= What the task asks =
Lines that hold the string "right" are to be counted; give only their number.

= Provided entries =
◇ ◇ ◇ ◇ ◇ ◇ ◇
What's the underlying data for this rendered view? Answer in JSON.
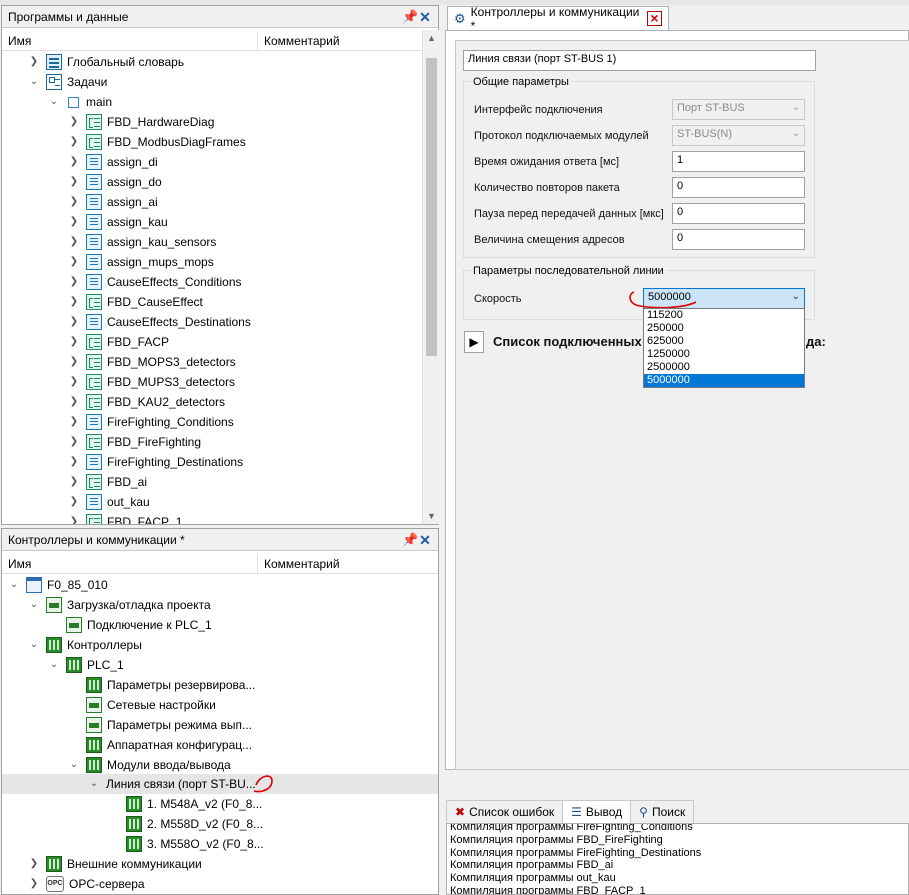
{
  "programs_panel": {
    "title": "Программы и данные",
    "col_name": "Имя",
    "col_comment": "Комментарий",
    "items": [
      {
        "label": "Глобальный словарь"
      },
      {
        "label": "Задачи"
      },
      {
        "label": "main"
      },
      {
        "label": "FBD_HardwareDiag"
      },
      {
        "label": "FBD_ModbusDiagFrames"
      },
      {
        "label": "assign_di"
      },
      {
        "label": "assign_do"
      },
      {
        "label": "assign_ai"
      },
      {
        "label": "assign_kau"
      },
      {
        "label": "assign_kau_sensors"
      },
      {
        "label": "assign_mups_mops"
      },
      {
        "label": "CauseEffects_Conditions"
      },
      {
        "label": "FBD_CauseEffect"
      },
      {
        "label": "CauseEffects_Destinations"
      },
      {
        "label": "FBD_FACP"
      },
      {
        "label": "FBD_MOPS3_detectors"
      },
      {
        "label": "FBD_MUPS3_detectors"
      },
      {
        "label": "FBD_KAU2_detectors"
      },
      {
        "label": "FireFighting_Conditions"
      },
      {
        "label": "FBD_FireFighting"
      },
      {
        "label": "FireFighting_Destinations"
      },
      {
        "label": "FBD_ai"
      },
      {
        "label": "out_kau"
      },
      {
        "label": "FBD_FACP_1"
      }
    ]
  },
  "controllers_panel": {
    "title": "Контроллеры и коммуникации *",
    "col_name": "Имя",
    "col_comment": "Комментарий",
    "items": [
      {
        "label": "F0_85_010"
      },
      {
        "label": "Загрузка/отладка проекта"
      },
      {
        "label": "Подключение к PLC_1"
      },
      {
        "label": "Контроллеры"
      },
      {
        "label": "PLC_1"
      },
      {
        "label": "Параметры резервирова..."
      },
      {
        "label": "Сетевые настройки"
      },
      {
        "label": "Параметры режима вып..."
      },
      {
        "label": "Аппаратная конфигурац..."
      },
      {
        "label": "Модули ввода/вывода"
      },
      {
        "label": "Линия связи (порт ST-BU..."
      },
      {
        "label": "1. M548A_v2 (F0_8..."
      },
      {
        "label": "2. M558D_v2 (F0_8..."
      },
      {
        "label": "3. M558O_v2 (F0_8..."
      },
      {
        "label": "Внешние коммуникации"
      },
      {
        "label": "OPC-сервера"
      }
    ]
  },
  "editor": {
    "tab_title": "Контроллеры и коммуникации *",
    "name_value": "Линия связи (порт ST-BUS 1)",
    "general_group": "Общие параметры",
    "fields": [
      {
        "label": "Интерфейс подключения",
        "value": "Порт ST-BUS"
      },
      {
        "label": "Протокол подключаемых модулей",
        "value": "ST-BUS(N)"
      },
      {
        "label": "Время ожидания ответа [мс]",
        "value": "1"
      },
      {
        "label": "Количество повторов пакета",
        "value": "0"
      },
      {
        "label": "Пауза перед передачей данных [мкс]",
        "value": "0"
      },
      {
        "label": "Величина смещения адресов",
        "value": "0"
      }
    ],
    "serial_group": "Параметры последовательной линии",
    "speed_label": "Скорость",
    "speed_value": "5000000",
    "speed_options": [
      "115200",
      "250000",
      "625000",
      "1250000",
      "2500000",
      "5000000"
    ],
    "modules_header": "Список подключенных модулей ввода-вывода:",
    "modules_header_visible_a": "Список подключенных",
    "modules_header_visible_b": "да:"
  },
  "output": {
    "tab_errors": "Список ошибок",
    "tab_output": "Вывод",
    "tab_search": "Поиск",
    "lines": [
      "Компиляция программы FireFighting_Conditions",
      "Компиляция программы FBD_FireFighting",
      "Компиляция программы FireFighting_Destinations",
      "Компиляция программы FBD_ai",
      "Компиляция программы out_kau",
      "Компиляция программы FBD_FACP_1"
    ]
  },
  "colors": {
    "accent": "#0078d7",
    "annotation": "#e00000",
    "selection": "#e5e5e5"
  }
}
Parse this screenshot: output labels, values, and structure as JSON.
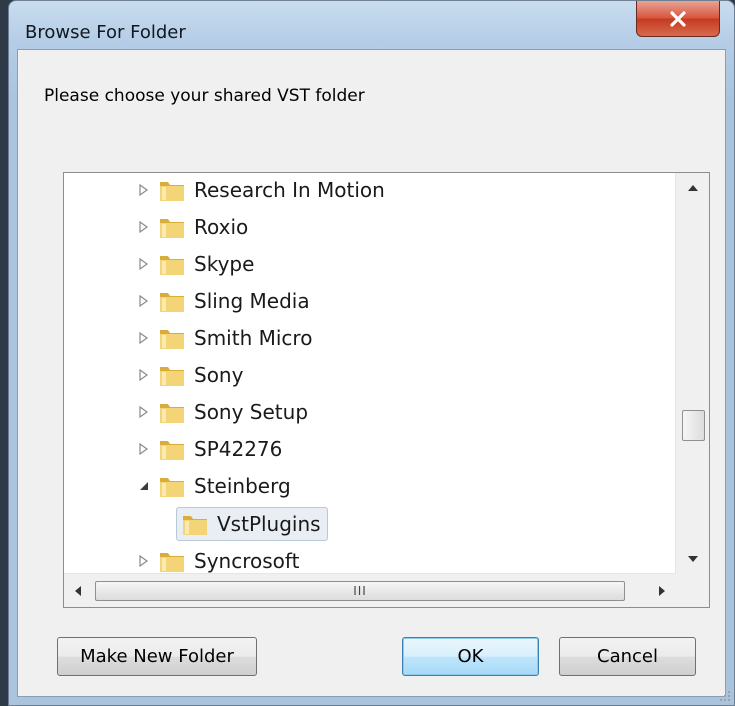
{
  "dialog": {
    "title": "Browse For Folder",
    "close_label": "X",
    "prompt": "Please choose your shared VST folder"
  },
  "tree": {
    "items": [
      {
        "label": "Research In Motion",
        "expanded": false
      },
      {
        "label": "Roxio",
        "expanded": false
      },
      {
        "label": "Skype",
        "expanded": false
      },
      {
        "label": "Sling Media",
        "expanded": false
      },
      {
        "label": "Smith Micro",
        "expanded": false
      },
      {
        "label": "Sony",
        "expanded": false
      },
      {
        "label": "Sony Setup",
        "expanded": false
      },
      {
        "label": "SP42276",
        "expanded": false
      },
      {
        "label": "Steinberg",
        "expanded": true
      },
      {
        "label": "VstPlugins",
        "selected": true
      },
      {
        "label": "Syncrosoft",
        "expanded": false
      }
    ],
    "hscroll_grip": "III"
  },
  "buttons": {
    "make_new_folder": "Make New Folder",
    "ok": "OK",
    "cancel": "Cancel"
  },
  "colors": {
    "folder": "#e8c45a",
    "default_button_border": "#3c7fb1",
    "close_button": "#d8573f"
  }
}
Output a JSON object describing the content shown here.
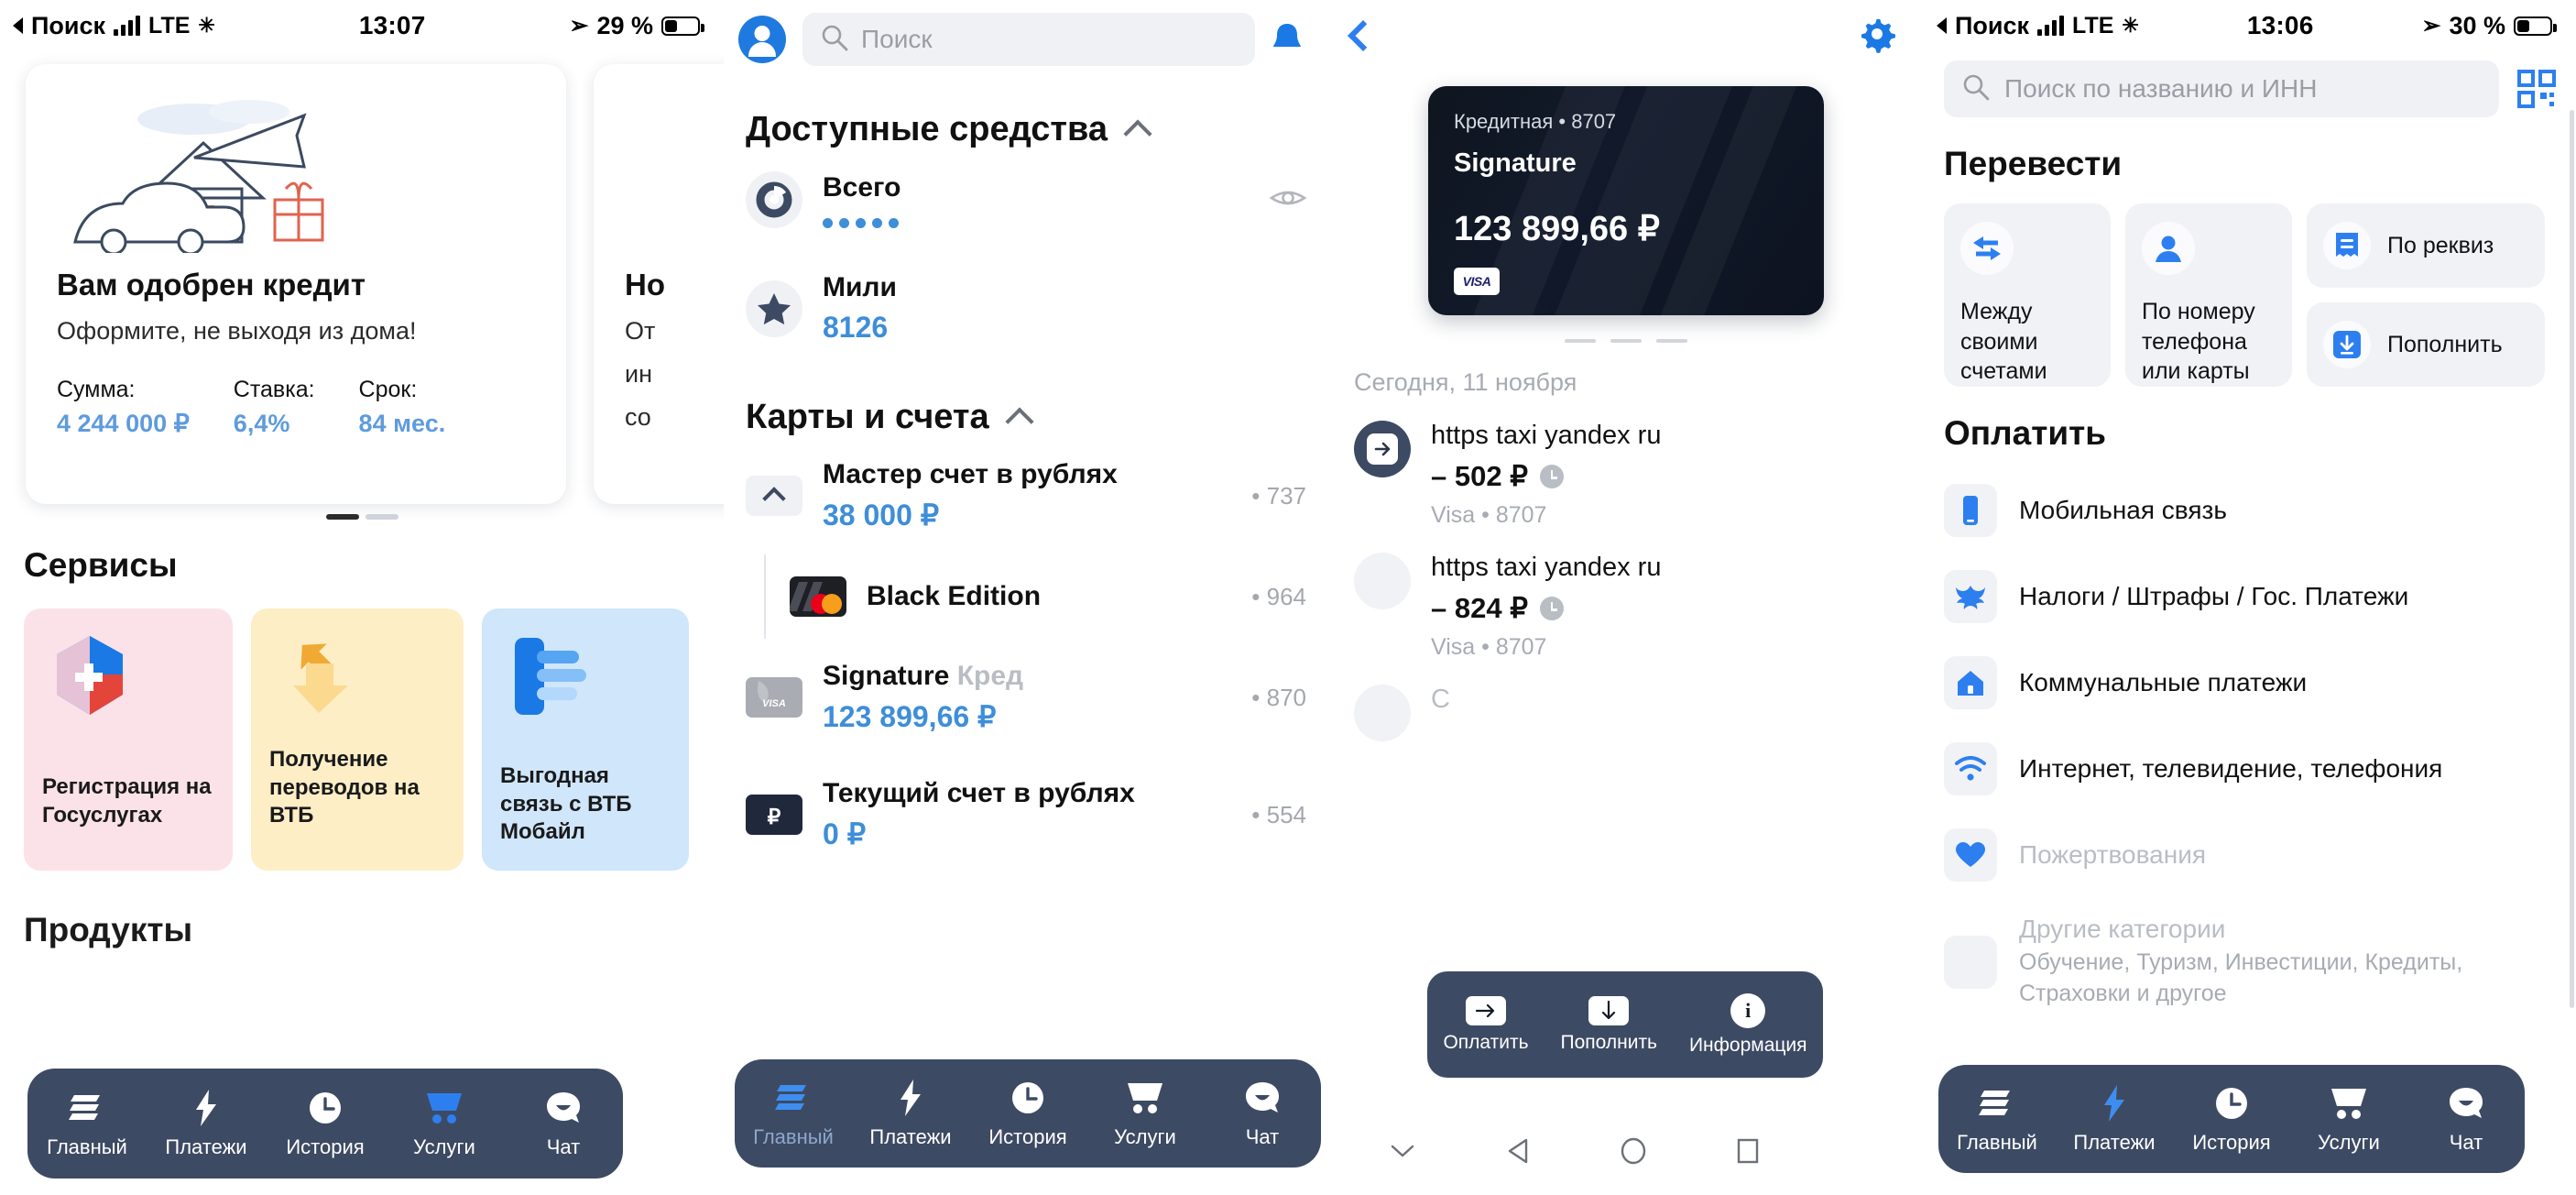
{
  "colors": {
    "brand_blue": "#2d7ff0",
    "value_blue": "#3e8ed8",
    "nav_dark": "#3d4a63",
    "card_dark": "#10161f",
    "muted": "#a7abb2"
  },
  "panel1": {
    "statusbar": {
      "carrier_back": "Поиск",
      "network": "LTE",
      "time": "13:07",
      "battery_pct": "29 %"
    },
    "promo": {
      "title": "Вам одобрен кредит",
      "subtitle": "Оформите, не выходя из дома!",
      "stats": [
        {
          "label": "Сумма:",
          "value": "4 244 000 ₽"
        },
        {
          "label": "Ставка:",
          "value": "6,4%"
        },
        {
          "label": "Срок:",
          "value": "84 мес."
        }
      ],
      "next_card_title": "Но",
      "next_card_lines": [
        "От",
        "ин",
        "со"
      ]
    },
    "services_title": "Сервисы",
    "services": [
      {
        "label": "Регистрация на Госуслугах",
        "icon": "gosuslugi-icon"
      },
      {
        "label": "Получение переводов на ВТБ",
        "icon": "transfer-arrows-icon"
      },
      {
        "label": "Выгодная связь с ВТБ Мобайл",
        "icon": "vtb-mobile-icon"
      }
    ],
    "products_title": "Продукты",
    "nav": [
      {
        "label": "Главный",
        "icon": "stack-icon",
        "active": false
      },
      {
        "label": "Платежи",
        "icon": "bolt-icon",
        "active": false
      },
      {
        "label": "История",
        "icon": "clock-icon",
        "active": false
      },
      {
        "label": "Услуги",
        "icon": "cart-icon",
        "active": true
      },
      {
        "label": "Чат",
        "icon": "chat-icon",
        "active": false
      }
    ]
  },
  "panel2": {
    "search_placeholder": "Поиск",
    "available_funds": {
      "title": "Доступные средства",
      "collapse": "chevron-up-icon"
    },
    "funds_rows": [
      {
        "name": "Всего",
        "value": "•••••",
        "masked": true,
        "icon": "donut-chart-icon",
        "action": "eye-icon"
      },
      {
        "name": "Мили",
        "value": "8126",
        "masked": false,
        "icon": "star-icon"
      }
    ],
    "cards_section": {
      "title": "Карты и счета",
      "collapse": "chevron-up-icon"
    },
    "accounts": [
      {
        "name": "Мастер счет в рублях",
        "value": "38 000 ₽",
        "tail": "• 737",
        "icon": "chevron-up-box-icon",
        "indent": false
      },
      {
        "name": "Black Edition",
        "value": "",
        "tail": "• 964",
        "icon": "mastercard-black-icon",
        "indent": true
      },
      {
        "name": "Signature",
        "name_muted": " Кред",
        "value": "123 899,66 ₽",
        "tail": "• 870",
        "icon": "visa-grey-icon",
        "indent": false
      },
      {
        "name": "Текущий счет в рублях",
        "value": "0 ₽",
        "tail": "• 554",
        "icon": "ruble-icon",
        "indent": false
      }
    ],
    "nav": [
      {
        "label": "Главный",
        "icon": "stack-icon",
        "active": true
      },
      {
        "label": "Платежи",
        "icon": "bolt-icon",
        "active": false
      },
      {
        "label": "История",
        "icon": "clock-icon",
        "active": false
      },
      {
        "label": "Услуги",
        "icon": "cart-icon",
        "active": false
      },
      {
        "label": "Чат",
        "icon": "chat-icon",
        "active": false
      }
    ]
  },
  "panel3": {
    "back": "chevron-left-icon",
    "settings": "gear-icon",
    "card": {
      "type_line": "Кредитная • 8707",
      "name": "Signature",
      "amount": "123 899,66 ₽",
      "network": "VISA"
    },
    "day_label": "Сегодня, 11 ноября",
    "transactions": [
      {
        "merchant": "https  taxi yandex ru",
        "amount": "– 502 ₽",
        "source": "Visa • 8707",
        "icon": "arrow-right-circle-icon",
        "pending": true
      },
      {
        "merchant": "https  taxi yandex ru",
        "amount": "– 824 ₽",
        "source": "Visa • 8707",
        "icon": "blank-circle-icon",
        "pending": true
      }
    ],
    "fab": [
      {
        "label": "Оплатить",
        "icon": "arrow-right-icon"
      },
      {
        "label": "Пополнить",
        "icon": "arrow-down-icon"
      },
      {
        "label": "Информация",
        "icon": "info-icon"
      }
    ],
    "android_nav": [
      "chevron-down-icon",
      "back-triangle-icon",
      "home-circle-icon",
      "recents-square-icon"
    ]
  },
  "panel4": {
    "statusbar": {
      "carrier_back": "Поиск",
      "network": "LTE",
      "time": "13:06",
      "battery_pct": "30 %"
    },
    "search_placeholder": "Поиск по названию и ИНН",
    "qr_icon": "qr-scan-icon",
    "transfer_title": "Перевести",
    "transfer_tiles": [
      {
        "label": "Между своими счетами",
        "icon": "swap-arrows-icon"
      },
      {
        "label": "По номеру телефона или карты",
        "icon": "person-icon"
      }
    ],
    "transfer_side": [
      {
        "label": "По реквиз",
        "icon": "receipt-icon"
      },
      {
        "label": "Пополнить",
        "icon": "download-box-icon"
      }
    ],
    "pay_title": "Оплатить",
    "pay_items": [
      {
        "label": "Мобильная связь",
        "icon": "phone-icon"
      },
      {
        "label": "Налоги / Штрафы / Гос. Платежи",
        "icon": "eagle-icon"
      },
      {
        "label": "Коммунальные платежи",
        "icon": "house-icon"
      },
      {
        "label": "Интернет, телевидение, телефония",
        "icon": "wifi-icon"
      },
      {
        "label": "Пожертвования",
        "icon": "heart-icon"
      }
    ],
    "other_categories": {
      "label": "Другие категории",
      "sub": "Обучение, Туризм, Инвестиции, Кредиты, Страховки и другое"
    },
    "nav": [
      {
        "label": "Главный",
        "icon": "stack-icon",
        "active": false
      },
      {
        "label": "Платежи",
        "icon": "bolt-icon",
        "active": true
      },
      {
        "label": "История",
        "icon": "clock-icon",
        "active": false
      },
      {
        "label": "Услуги",
        "icon": "cart-icon",
        "active": false
      },
      {
        "label": "Чат",
        "icon": "chat-icon",
        "active": false
      }
    ]
  }
}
◇ ◇ ◇ ◇ ◇ ◇ ◇
= Solution to the problem =
2